■ **PROVIDED DATA**
— start —

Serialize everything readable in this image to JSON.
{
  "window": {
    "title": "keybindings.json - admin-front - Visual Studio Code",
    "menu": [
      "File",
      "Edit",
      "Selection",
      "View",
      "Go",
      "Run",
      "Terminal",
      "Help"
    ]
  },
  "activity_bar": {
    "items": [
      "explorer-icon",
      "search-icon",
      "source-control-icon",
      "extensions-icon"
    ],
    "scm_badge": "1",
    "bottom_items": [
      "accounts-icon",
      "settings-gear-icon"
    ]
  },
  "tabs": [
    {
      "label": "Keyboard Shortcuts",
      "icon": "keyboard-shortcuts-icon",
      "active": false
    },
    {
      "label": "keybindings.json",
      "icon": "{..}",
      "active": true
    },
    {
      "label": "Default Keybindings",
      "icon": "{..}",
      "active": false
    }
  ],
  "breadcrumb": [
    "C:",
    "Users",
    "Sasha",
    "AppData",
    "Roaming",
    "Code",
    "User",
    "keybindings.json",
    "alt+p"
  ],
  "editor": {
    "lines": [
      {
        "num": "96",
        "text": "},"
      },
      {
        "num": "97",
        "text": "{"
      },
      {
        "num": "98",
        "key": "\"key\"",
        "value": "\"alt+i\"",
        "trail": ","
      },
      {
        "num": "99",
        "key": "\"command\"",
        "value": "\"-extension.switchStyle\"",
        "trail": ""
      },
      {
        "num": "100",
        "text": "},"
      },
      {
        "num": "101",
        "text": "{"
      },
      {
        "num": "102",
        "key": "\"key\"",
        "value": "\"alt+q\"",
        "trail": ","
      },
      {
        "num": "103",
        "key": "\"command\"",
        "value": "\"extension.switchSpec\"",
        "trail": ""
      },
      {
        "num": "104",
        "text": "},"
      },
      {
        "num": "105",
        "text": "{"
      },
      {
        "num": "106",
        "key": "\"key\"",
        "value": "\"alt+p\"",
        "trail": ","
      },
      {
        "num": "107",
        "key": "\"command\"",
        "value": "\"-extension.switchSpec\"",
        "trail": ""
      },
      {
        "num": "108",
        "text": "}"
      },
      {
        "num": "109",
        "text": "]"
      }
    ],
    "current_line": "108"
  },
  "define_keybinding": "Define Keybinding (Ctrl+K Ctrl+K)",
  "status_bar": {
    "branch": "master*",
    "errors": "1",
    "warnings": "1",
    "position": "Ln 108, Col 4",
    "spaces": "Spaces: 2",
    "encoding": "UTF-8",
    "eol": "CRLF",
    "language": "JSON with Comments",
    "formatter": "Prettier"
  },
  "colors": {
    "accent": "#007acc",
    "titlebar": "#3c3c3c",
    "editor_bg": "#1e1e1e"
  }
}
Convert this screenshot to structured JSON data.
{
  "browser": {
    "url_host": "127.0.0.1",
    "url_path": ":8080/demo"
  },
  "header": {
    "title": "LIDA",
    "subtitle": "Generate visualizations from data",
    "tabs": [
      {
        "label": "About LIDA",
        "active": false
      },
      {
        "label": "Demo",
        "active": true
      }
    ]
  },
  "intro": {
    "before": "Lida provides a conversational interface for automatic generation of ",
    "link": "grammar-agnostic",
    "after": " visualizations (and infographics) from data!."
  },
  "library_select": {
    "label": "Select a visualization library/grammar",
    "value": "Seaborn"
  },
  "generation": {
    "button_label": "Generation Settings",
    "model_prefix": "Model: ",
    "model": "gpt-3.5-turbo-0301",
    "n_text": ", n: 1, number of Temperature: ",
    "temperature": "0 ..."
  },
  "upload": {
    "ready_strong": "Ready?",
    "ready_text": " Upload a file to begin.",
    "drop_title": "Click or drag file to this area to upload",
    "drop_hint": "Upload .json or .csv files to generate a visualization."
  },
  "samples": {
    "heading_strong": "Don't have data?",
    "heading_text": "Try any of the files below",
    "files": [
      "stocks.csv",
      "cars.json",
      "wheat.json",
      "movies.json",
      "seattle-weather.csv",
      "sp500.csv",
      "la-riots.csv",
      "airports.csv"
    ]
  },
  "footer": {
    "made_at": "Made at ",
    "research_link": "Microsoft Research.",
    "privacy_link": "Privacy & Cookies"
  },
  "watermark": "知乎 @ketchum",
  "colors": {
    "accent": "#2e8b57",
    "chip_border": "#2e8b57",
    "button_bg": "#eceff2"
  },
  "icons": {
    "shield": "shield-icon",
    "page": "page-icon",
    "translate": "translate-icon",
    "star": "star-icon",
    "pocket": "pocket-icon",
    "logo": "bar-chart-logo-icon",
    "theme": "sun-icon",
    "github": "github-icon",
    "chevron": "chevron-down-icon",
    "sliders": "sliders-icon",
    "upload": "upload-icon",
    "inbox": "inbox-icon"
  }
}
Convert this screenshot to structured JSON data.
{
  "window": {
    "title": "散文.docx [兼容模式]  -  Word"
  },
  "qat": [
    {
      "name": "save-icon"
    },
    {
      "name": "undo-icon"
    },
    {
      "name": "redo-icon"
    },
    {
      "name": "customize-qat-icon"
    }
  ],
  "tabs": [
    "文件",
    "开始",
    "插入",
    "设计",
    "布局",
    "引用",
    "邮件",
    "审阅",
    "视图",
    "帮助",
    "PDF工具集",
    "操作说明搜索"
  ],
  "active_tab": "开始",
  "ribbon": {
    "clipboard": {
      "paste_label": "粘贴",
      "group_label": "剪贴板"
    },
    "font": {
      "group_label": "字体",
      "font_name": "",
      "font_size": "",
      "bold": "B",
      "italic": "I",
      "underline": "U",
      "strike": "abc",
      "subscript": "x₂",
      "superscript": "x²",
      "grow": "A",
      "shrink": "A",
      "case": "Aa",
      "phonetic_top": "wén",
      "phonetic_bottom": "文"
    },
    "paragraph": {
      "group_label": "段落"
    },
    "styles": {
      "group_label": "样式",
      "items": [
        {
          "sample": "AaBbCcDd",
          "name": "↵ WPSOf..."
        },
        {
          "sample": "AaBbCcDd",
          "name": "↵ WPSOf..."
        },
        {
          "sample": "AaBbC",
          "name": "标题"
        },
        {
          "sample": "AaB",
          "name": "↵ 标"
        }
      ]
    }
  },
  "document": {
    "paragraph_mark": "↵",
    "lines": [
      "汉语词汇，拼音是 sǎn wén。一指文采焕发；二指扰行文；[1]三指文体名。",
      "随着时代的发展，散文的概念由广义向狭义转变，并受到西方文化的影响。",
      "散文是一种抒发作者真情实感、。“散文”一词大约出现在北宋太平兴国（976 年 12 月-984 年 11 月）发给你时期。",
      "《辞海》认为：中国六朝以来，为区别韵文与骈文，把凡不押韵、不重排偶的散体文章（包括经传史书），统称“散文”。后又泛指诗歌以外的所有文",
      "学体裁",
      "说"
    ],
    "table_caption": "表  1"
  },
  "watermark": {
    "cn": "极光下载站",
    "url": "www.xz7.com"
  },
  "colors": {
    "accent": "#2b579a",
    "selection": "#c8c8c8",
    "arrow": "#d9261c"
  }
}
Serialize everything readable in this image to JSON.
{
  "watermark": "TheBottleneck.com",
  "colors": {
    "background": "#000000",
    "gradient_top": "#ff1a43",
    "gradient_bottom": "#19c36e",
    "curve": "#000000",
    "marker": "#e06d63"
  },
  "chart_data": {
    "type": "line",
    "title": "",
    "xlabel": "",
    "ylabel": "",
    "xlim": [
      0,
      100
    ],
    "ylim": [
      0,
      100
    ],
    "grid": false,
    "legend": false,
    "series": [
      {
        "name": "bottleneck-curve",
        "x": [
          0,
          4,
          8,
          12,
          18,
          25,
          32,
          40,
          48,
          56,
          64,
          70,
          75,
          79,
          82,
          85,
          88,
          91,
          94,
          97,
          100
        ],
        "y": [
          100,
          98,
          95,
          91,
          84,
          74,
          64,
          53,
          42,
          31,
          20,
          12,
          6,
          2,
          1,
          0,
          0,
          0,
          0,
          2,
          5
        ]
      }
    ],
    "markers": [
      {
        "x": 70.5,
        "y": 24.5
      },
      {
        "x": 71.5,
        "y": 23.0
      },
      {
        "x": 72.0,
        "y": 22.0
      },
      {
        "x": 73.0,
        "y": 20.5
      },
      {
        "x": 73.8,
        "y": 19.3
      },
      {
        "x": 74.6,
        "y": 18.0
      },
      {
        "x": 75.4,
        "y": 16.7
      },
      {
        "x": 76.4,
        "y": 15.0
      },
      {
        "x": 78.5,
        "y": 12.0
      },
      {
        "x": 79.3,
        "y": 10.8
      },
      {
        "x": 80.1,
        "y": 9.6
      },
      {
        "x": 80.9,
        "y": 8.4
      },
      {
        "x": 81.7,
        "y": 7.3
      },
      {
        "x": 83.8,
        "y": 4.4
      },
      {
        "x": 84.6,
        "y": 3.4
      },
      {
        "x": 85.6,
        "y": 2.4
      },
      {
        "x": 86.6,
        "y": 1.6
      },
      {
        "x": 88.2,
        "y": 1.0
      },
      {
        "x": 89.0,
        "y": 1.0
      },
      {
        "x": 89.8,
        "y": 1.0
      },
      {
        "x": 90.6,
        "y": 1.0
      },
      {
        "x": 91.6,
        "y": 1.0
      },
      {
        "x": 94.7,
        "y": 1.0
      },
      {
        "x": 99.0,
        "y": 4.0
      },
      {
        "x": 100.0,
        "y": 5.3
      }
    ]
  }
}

— end —

■ **THE TASK**
From the records above, how many lines include the word "grammar"? Only the number is wanted.

■ **ANSWER FOR THIS EXERCISE**
2